▸ Problem description: Where a line holds the word "ISSN", copy that line.

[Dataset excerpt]

......

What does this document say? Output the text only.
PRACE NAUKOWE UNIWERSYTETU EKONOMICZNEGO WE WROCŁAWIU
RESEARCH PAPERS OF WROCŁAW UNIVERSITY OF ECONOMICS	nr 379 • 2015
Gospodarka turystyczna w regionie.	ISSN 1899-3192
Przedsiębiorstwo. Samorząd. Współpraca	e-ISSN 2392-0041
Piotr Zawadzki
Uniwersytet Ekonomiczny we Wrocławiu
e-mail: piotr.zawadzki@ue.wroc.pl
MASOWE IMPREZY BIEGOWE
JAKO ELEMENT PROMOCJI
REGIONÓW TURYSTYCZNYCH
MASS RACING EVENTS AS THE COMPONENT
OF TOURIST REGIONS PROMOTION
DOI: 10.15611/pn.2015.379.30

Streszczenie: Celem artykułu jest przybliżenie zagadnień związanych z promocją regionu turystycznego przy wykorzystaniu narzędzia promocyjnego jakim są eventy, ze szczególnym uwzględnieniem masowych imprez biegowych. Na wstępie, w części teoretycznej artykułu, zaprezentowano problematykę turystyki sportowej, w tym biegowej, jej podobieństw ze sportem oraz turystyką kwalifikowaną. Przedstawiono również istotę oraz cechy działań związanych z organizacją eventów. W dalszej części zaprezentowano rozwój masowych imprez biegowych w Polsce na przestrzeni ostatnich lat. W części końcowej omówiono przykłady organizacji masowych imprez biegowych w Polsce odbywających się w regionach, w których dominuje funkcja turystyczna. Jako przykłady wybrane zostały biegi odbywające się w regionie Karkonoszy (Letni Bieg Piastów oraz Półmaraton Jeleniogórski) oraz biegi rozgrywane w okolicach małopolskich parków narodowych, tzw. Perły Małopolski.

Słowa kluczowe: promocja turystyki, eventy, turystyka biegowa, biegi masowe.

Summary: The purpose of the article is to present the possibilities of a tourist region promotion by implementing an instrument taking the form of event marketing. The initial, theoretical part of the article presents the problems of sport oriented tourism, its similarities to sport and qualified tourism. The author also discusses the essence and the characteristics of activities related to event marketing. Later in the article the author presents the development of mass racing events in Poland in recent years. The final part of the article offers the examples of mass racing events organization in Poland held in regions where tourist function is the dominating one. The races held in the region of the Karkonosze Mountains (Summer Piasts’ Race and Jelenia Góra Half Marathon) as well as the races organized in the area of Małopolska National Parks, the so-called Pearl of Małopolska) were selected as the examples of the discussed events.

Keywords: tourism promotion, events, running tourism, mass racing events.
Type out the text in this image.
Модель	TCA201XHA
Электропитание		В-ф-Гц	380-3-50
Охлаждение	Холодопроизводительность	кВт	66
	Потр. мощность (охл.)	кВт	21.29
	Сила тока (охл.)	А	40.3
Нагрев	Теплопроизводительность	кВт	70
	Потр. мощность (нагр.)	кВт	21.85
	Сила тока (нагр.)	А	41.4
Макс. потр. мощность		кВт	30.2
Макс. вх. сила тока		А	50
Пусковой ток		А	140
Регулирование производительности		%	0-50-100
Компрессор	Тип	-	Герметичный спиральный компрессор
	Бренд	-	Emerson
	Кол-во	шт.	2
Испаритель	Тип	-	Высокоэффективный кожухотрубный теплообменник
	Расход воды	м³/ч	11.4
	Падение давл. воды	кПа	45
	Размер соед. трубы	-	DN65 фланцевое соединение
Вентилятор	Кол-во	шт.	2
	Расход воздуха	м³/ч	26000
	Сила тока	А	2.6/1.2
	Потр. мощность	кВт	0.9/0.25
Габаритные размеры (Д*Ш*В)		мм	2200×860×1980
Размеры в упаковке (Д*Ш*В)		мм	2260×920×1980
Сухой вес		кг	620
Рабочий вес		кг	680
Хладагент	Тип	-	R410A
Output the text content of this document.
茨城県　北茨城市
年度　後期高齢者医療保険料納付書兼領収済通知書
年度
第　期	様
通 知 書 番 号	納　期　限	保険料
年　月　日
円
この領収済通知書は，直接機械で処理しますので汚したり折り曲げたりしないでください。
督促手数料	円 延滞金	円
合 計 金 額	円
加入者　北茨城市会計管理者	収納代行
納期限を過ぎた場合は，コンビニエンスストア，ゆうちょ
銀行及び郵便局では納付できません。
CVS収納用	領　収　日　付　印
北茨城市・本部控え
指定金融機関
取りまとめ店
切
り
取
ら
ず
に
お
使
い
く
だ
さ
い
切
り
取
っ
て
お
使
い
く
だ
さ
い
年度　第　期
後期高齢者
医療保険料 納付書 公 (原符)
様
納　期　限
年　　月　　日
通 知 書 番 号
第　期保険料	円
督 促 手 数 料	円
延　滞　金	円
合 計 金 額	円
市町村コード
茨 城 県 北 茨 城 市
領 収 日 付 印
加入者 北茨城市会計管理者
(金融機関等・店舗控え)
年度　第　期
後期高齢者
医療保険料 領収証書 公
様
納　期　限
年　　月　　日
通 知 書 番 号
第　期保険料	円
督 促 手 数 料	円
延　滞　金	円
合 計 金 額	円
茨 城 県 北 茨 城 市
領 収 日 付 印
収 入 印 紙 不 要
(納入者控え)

......

▸ Result of the exercise:
Gospodarka turystyczna w regionie.	ISSN 1899-3192
Przedsiębiorstwo. Samorząd. Współpraca	e-ISSN 2392-0041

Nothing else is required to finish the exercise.